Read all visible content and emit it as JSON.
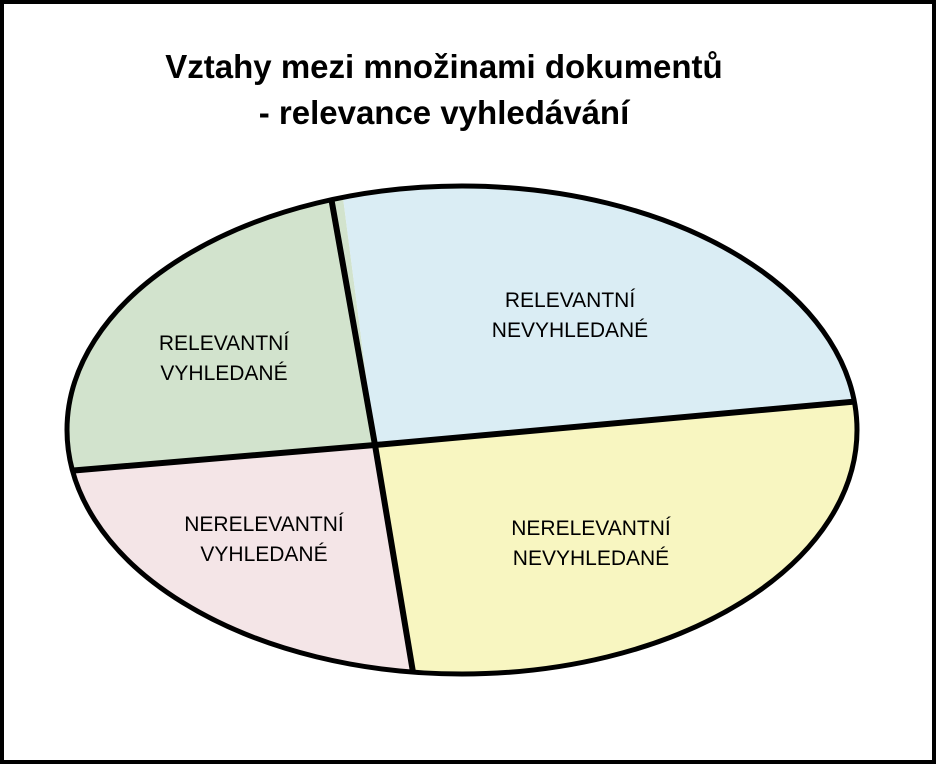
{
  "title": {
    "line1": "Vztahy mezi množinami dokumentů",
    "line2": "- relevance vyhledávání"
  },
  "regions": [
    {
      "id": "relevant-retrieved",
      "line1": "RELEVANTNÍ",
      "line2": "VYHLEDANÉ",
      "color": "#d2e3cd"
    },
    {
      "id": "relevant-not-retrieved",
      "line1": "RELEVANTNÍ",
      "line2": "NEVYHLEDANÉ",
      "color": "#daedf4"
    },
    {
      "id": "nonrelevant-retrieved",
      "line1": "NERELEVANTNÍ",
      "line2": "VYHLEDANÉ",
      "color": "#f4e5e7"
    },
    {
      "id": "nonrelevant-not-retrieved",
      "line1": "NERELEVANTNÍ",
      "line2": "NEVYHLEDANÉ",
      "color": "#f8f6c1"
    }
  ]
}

++++++++

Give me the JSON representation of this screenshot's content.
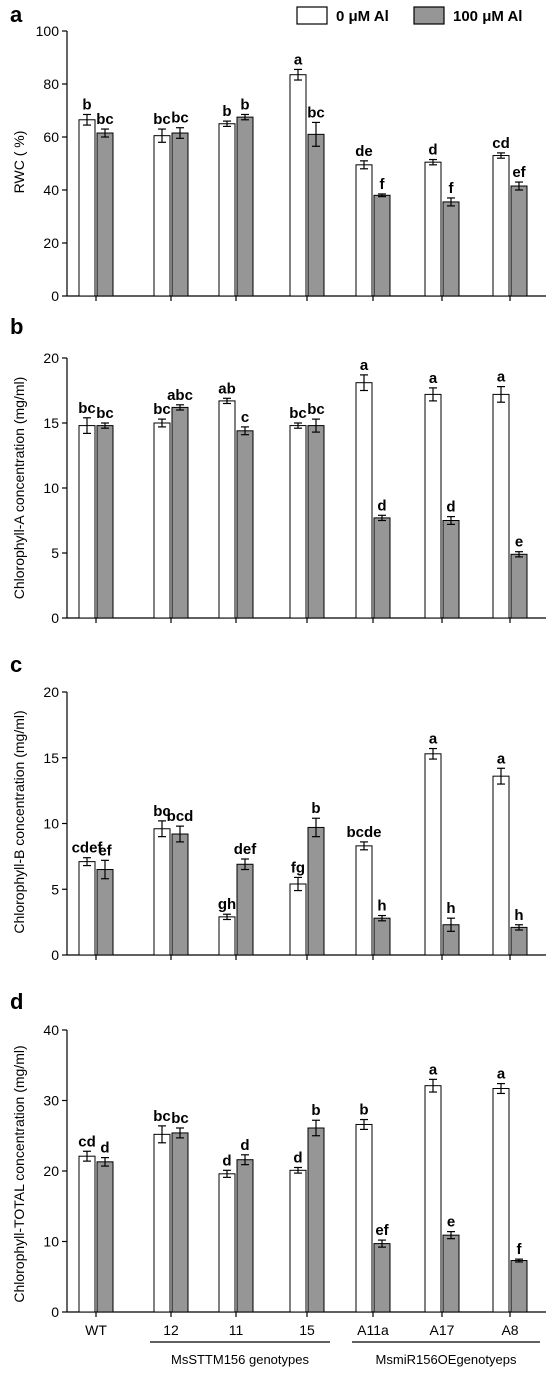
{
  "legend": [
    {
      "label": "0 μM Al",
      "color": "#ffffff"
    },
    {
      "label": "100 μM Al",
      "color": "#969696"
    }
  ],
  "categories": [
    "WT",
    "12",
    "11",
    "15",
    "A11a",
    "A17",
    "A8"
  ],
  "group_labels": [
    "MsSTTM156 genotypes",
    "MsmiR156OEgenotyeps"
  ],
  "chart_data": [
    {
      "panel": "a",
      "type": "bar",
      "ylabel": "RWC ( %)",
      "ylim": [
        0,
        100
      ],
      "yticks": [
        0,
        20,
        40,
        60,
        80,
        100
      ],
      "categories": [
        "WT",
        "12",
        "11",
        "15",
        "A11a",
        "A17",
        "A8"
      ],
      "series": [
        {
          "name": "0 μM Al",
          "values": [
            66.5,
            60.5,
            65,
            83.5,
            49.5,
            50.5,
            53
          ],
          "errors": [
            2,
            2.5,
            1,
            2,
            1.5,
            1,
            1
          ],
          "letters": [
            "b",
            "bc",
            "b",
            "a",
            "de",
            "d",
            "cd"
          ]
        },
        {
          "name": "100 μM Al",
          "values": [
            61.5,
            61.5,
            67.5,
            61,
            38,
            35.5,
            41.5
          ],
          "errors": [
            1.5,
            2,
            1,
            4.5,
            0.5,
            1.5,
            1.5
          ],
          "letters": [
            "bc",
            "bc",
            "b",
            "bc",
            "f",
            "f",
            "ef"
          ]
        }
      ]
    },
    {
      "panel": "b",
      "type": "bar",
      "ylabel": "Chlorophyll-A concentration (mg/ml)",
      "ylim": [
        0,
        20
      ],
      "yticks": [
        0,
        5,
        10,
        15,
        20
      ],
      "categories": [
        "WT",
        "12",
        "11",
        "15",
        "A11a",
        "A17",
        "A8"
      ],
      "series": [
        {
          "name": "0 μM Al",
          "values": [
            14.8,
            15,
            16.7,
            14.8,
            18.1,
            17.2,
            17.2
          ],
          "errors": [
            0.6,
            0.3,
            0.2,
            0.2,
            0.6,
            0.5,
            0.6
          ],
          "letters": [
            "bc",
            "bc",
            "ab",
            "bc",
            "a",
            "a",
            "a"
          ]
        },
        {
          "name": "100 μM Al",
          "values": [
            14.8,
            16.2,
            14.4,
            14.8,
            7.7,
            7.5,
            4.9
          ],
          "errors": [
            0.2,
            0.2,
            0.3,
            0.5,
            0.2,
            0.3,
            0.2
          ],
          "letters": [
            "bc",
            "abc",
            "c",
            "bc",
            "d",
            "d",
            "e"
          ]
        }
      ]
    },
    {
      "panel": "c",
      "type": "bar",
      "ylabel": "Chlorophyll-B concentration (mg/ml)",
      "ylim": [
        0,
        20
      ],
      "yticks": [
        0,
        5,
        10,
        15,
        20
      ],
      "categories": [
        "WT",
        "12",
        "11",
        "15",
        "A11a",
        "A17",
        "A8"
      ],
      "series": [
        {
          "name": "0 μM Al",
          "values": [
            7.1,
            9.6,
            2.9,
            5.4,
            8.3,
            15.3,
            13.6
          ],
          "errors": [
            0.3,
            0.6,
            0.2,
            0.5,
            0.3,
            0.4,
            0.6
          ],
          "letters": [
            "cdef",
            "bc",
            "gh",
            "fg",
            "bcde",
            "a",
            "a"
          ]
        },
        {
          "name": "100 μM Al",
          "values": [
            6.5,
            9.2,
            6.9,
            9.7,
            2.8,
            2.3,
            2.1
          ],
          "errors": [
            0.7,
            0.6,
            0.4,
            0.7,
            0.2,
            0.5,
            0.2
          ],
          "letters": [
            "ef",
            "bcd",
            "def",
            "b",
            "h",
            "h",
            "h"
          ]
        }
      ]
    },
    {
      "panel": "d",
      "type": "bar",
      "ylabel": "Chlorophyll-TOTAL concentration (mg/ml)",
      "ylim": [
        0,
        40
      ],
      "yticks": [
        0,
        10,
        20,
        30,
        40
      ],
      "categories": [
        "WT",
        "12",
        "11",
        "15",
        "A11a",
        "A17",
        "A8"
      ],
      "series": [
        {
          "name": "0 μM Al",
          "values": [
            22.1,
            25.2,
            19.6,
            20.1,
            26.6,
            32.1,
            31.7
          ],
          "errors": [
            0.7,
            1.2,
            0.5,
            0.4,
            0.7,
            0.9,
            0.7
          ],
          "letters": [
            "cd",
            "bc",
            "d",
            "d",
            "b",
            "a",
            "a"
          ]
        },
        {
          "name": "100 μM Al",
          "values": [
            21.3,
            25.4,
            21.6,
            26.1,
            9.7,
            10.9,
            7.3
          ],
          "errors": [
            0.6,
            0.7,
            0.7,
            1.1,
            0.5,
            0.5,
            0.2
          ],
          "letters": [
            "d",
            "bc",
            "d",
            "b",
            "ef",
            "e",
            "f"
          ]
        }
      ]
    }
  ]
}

++++++++

Select all lines with the word "content" from the entries above.

* EXERCISE RESULT:
Read all visible content and emit it as JSON.
Give me the JSON representation of this screenshot's content.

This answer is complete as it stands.